> [REQUIRED TASK]: Set down all of the entries word for word, omitting the images they contain.

START TASK DATA

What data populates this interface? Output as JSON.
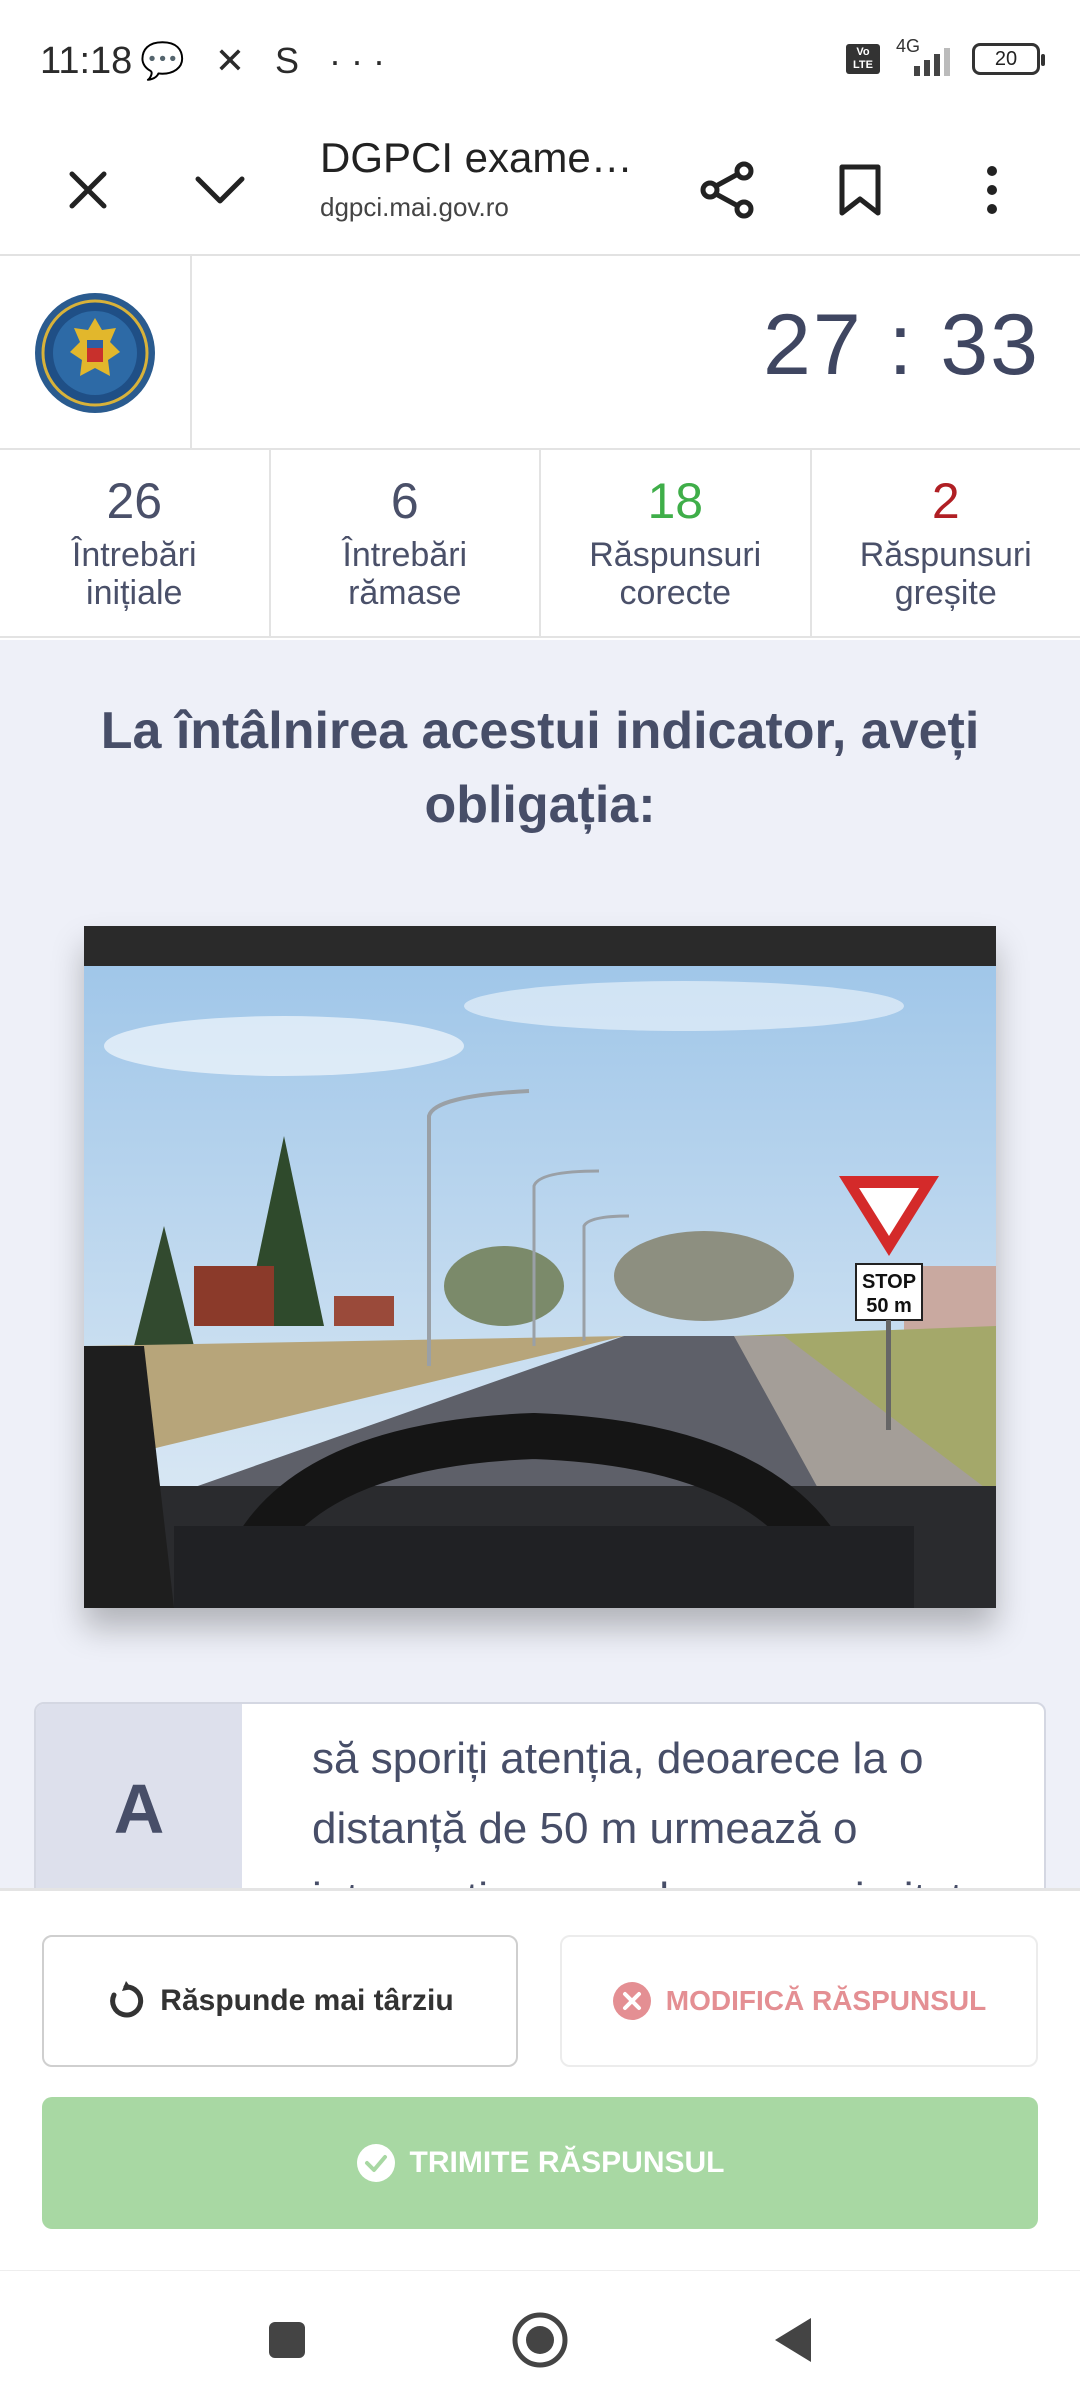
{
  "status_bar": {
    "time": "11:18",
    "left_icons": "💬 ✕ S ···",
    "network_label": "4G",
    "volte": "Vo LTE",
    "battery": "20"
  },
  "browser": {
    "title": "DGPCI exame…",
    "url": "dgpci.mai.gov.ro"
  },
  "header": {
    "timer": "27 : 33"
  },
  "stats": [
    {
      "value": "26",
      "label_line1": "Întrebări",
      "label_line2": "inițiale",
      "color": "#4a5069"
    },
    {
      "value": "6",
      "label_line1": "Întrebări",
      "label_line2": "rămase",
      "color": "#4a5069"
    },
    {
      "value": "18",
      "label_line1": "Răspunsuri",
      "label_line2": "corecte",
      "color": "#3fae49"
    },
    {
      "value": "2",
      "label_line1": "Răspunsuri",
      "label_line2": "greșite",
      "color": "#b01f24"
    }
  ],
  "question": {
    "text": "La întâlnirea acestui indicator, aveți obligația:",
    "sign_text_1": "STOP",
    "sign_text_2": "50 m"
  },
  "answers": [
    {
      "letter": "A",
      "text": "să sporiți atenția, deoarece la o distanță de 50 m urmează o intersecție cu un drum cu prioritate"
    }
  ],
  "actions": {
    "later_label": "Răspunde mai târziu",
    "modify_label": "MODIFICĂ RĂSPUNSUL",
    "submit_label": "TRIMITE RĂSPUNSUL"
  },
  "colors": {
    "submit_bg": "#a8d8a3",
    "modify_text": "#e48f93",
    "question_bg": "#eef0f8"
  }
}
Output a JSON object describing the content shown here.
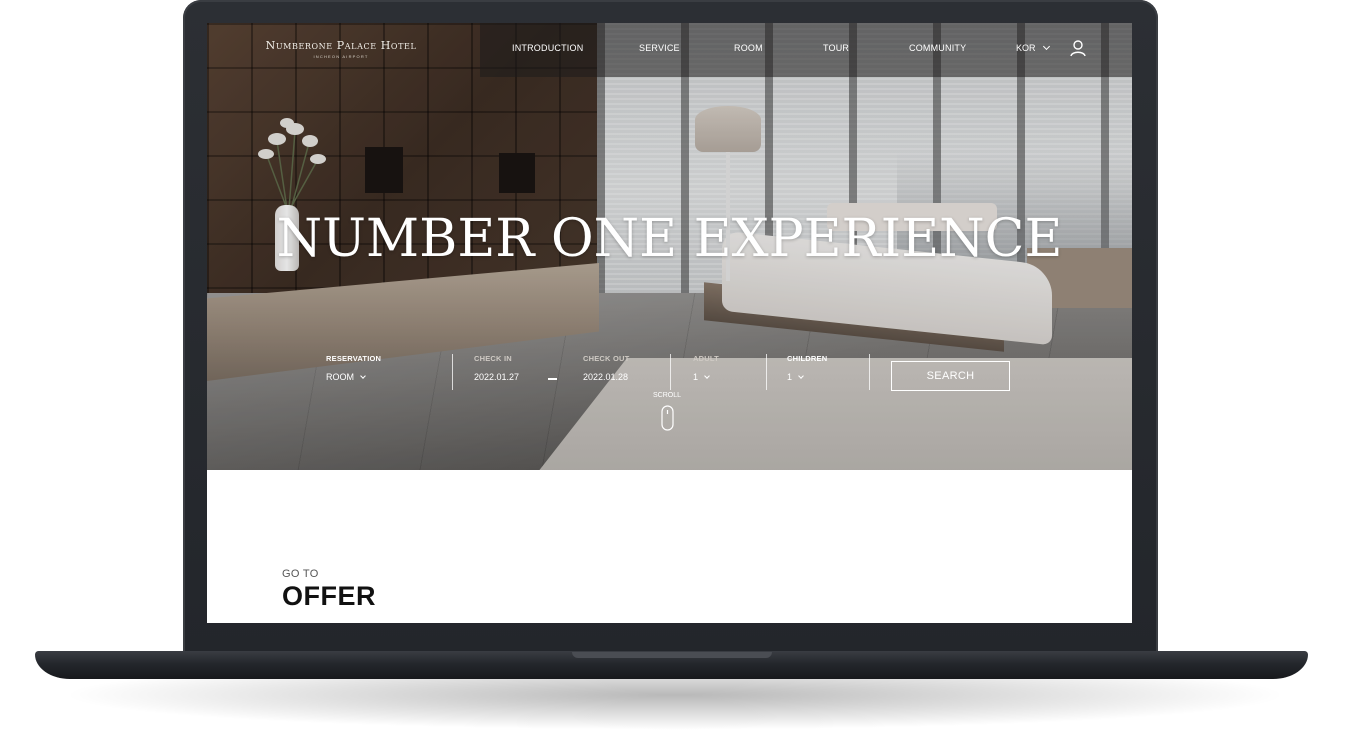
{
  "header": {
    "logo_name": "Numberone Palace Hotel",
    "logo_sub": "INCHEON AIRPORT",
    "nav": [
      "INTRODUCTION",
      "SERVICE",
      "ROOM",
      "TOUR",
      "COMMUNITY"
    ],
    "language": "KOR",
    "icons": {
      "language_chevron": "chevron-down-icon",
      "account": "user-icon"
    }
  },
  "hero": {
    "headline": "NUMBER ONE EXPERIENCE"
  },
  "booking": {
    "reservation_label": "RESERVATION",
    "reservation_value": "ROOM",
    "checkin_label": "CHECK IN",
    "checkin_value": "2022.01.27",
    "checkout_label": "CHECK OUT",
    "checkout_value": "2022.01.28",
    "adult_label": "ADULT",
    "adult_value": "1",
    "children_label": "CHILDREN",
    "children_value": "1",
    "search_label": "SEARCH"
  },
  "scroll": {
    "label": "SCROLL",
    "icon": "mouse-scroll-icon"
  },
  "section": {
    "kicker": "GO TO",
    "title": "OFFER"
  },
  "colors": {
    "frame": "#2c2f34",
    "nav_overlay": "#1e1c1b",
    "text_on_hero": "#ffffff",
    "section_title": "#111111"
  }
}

END TASK DATA

> [RESPONSE]:
What data populates this interface? Output as JSON.
{
  "status_bar": {
    "time": "11:18",
    "left_icons": "💬 ✕ S ···",
    "network_label": "4G",
    "volte": "Vo LTE",
    "battery": "20"
  },
  "browser": {
    "title": "DGPCI exame…",
    "url": "dgpci.mai.gov.ro"
  },
  "header": {
    "timer": "27 : 33"
  },
  "stats": [
    {
      "value": "26",
      "label_line1": "Întrebări",
      "label_line2": "inițiale",
      "color": "#4a5069"
    },
    {
      "value": "6",
      "label_line1": "Întrebări",
      "label_line2": "rămase",
      "color": "#4a5069"
    },
    {
      "value": "18",
      "label_line1": "Răspunsuri",
      "label_line2": "corecte",
      "color": "#3fae49"
    },
    {
      "value": "2",
      "label_line1": "Răspunsuri",
      "label_line2": "greșite",
      "color": "#b01f24"
    }
  ],
  "question": {
    "text": "La întâlnirea acestui indicator, aveți obligația:",
    "sign_text_1": "STOP",
    "sign_text_2": "50 m"
  },
  "answers": [
    {
      "letter": "A",
      "text": "să sporiți atenția, deoarece la o distanță de 50 m urmează o intersecție cu un drum cu prioritate"
    }
  ],
  "actions": {
    "later_label": "Răspunde mai târziu",
    "modify_label": "MODIFICĂ RĂSPUNSUL",
    "submit_label": "TRIMITE RĂSPUNSUL"
  },
  "colors": {
    "submit_bg": "#a8d8a3",
    "modify_text": "#e48f93",
    "question_bg": "#eef0f8"
  }
}
Output a JSON object describing the content shown here.
{
  "header": {
    "logo_name": "Numberone Palace Hotel",
    "logo_sub": "INCHEON AIRPORT",
    "nav": [
      "INTRODUCTION",
      "SERVICE",
      "ROOM",
      "TOUR",
      "COMMUNITY"
    ],
    "language": "KOR",
    "icons": {
      "language_chevron": "chevron-down-icon",
      "account": "user-icon"
    }
  },
  "hero": {
    "headline": "NUMBER ONE EXPERIENCE"
  },
  "booking": {
    "reservation_label": "RESERVATION",
    "reservation_value": "ROOM",
    "checkin_label": "CHECK IN",
    "checkin_value": "2022.01.27",
    "checkout_label": "CHECK OUT",
    "checkout_value": "2022.01.28",
    "adult_label": "ADULT",
    "adult_value": "1",
    "children_label": "CHILDREN",
    "children_value": "1",
    "search_label": "SEARCH"
  },
  "scroll": {
    "label": "SCROLL",
    "icon": "mouse-scroll-icon"
  },
  "section": {
    "kicker": "GO TO",
    "title": "OFFER"
  },
  "colors": {
    "frame": "#2c2f34",
    "nav_overlay": "#1e1c1b",
    "text_on_hero": "#ffffff",
    "section_title": "#111111"
  }
}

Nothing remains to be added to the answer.